◆ **AVAILABLE RECORDS**:
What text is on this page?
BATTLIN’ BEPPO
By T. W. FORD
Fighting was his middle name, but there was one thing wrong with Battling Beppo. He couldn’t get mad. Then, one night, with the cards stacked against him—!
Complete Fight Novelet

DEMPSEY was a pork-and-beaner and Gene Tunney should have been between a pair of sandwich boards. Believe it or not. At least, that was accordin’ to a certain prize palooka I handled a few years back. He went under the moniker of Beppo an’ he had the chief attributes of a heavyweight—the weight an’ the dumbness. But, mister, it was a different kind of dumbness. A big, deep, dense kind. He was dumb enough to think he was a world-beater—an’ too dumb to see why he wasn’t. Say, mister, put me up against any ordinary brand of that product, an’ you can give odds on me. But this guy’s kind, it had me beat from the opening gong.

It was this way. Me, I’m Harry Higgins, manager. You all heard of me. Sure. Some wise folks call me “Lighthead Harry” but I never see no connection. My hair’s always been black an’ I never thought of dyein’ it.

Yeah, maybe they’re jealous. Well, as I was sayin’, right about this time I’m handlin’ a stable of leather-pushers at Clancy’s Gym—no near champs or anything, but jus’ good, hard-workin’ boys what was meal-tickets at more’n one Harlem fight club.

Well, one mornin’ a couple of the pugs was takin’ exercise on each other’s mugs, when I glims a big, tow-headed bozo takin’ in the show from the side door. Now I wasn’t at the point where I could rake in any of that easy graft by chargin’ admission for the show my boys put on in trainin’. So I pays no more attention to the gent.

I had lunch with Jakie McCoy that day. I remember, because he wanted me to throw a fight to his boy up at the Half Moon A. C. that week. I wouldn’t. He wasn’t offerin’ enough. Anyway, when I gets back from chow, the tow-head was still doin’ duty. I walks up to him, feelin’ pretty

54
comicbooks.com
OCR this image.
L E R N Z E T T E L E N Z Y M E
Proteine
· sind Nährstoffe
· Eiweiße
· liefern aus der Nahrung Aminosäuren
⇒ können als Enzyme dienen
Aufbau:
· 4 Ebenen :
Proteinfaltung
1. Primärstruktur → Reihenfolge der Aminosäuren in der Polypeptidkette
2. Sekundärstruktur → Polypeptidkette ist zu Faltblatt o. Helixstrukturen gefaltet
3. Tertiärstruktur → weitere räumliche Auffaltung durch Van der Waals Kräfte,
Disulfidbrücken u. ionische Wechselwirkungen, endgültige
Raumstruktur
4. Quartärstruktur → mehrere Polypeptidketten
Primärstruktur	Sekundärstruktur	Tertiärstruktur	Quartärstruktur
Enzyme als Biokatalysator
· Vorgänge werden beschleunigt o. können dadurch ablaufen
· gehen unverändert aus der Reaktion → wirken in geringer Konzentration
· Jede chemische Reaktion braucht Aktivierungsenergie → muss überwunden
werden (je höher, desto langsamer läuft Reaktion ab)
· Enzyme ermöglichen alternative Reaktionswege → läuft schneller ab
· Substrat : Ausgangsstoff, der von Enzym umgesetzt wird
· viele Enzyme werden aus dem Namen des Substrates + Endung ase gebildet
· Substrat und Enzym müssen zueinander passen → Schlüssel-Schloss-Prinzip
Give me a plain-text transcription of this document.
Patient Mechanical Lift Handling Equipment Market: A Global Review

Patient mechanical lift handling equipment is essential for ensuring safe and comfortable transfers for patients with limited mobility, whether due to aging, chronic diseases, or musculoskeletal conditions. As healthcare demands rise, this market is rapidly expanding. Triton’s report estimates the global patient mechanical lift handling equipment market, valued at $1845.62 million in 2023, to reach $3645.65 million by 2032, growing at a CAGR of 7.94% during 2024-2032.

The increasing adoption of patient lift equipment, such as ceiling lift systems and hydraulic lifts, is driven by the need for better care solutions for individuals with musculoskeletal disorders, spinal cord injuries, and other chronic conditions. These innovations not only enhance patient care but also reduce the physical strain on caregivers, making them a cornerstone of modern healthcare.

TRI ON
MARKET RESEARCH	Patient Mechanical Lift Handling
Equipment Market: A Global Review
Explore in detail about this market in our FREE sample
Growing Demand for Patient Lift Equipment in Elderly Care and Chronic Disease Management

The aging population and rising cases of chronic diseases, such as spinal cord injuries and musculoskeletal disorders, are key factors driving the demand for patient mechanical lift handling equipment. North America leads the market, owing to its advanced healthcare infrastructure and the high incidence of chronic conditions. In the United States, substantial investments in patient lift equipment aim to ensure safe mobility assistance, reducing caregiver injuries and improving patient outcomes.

◆ **EXERCISE OBJECTIVE**:
Go line by line through the data and copy any that contain "diseases".

◆ **ANSWER SPACE**:
Patient mechanical lift handling equipment is essential for ensuring safe and comfortable transfers for patients with limited mobility, whether due to aging, chronic diseases, or musculoskeletal conditions. As healthcare demands rise, this market is rapidly expanding. Triton’s report estimates the global patient mechanical lift handling equipment market, valued at $1845.62 million in 2023, to reach $3645.65 million by 2032, growing at a CAGR of 7.94% during 2024-2032.
The aging population and rising cases of chronic diseases, such as spinal cord injuries and musculoskeletal disorders, are key factors driving the demand for patient mechanical lift handling equipment. North America leads the market, owing to its advanced healthcare infrastructure and the high incidence of chronic conditions. In the United States, substantial investments in patient lift equipment aim to ensure safe mobility assistance, reducing caregiver injuries and improving patient outcomes.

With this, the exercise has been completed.